- [Records supplied]
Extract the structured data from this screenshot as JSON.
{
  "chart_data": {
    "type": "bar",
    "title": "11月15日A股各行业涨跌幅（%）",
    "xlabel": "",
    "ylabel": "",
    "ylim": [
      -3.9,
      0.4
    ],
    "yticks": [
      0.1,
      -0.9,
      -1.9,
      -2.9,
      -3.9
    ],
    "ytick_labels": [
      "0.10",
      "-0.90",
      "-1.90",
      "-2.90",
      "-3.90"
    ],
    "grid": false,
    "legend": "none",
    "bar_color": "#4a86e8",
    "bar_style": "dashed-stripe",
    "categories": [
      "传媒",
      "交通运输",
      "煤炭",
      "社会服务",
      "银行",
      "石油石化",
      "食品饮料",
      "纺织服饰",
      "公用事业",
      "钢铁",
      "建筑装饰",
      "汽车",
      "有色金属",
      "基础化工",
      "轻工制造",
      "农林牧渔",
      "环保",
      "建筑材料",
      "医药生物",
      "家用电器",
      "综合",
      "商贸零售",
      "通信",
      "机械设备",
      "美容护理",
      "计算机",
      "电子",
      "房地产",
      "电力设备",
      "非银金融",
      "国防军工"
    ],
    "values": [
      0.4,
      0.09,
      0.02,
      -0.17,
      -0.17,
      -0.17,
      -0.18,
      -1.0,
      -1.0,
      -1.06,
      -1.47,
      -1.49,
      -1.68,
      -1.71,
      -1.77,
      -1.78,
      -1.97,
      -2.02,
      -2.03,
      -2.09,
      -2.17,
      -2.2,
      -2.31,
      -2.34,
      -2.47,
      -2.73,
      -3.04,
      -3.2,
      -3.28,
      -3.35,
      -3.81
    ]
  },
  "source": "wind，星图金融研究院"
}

- [What is required] Copy out all the entries shown above, character for character.

- [Task response]
Extract the structured data from this screenshot as JSON.
{
  "chart_data": {
    "type": "bar",
    "title": "11月15日A股各行业涨跌幅（%）",
    "xlabel": "",
    "ylabel": "",
    "ylim": [
      -3.9,
      0.4
    ],
    "yticks": [
      0.1,
      -0.9,
      -1.9,
      -2.9,
      -3.9
    ],
    "ytick_labels": [
      "0.10",
      "-0.90",
      "-1.90",
      "-2.90",
      "-3.90"
    ],
    "grid": false,
    "legend": "none",
    "bar_color": "#4a86e8",
    "bar_style": "dashed-stripe",
    "categories": [
      "传媒",
      "交通运输",
      "煤炭",
      "社会服务",
      "银行",
      "石油石化",
      "食品饮料",
      "纺织服饰",
      "公用事业",
      "钢铁",
      "建筑装饰",
      "汽车",
      "有色金属",
      "基础化工",
      "轻工制造",
      "农林牧渔",
      "环保",
      "建筑材料",
      "医药生物",
      "家用电器",
      "综合",
      "商贸零售",
      "通信",
      "机械设备",
      "美容护理",
      "计算机",
      "电子",
      "房地产",
      "电力设备",
      "非银金融",
      "国防军工"
    ],
    "values": [
      0.4,
      0.09,
      0.02,
      -0.17,
      -0.17,
      -0.17,
      -0.18,
      -1.0,
      -1.0,
      -1.06,
      -1.47,
      -1.49,
      -1.68,
      -1.71,
      -1.77,
      -1.78,
      -1.97,
      -2.02,
      -2.03,
      -2.09,
      -2.17,
      -2.2,
      -2.31,
      -2.34,
      -2.47,
      -2.73,
      -3.04,
      -3.2,
      -3.28,
      -3.35,
      -3.81
    ]
  },
  "source": "wind，星图金融研究院"
}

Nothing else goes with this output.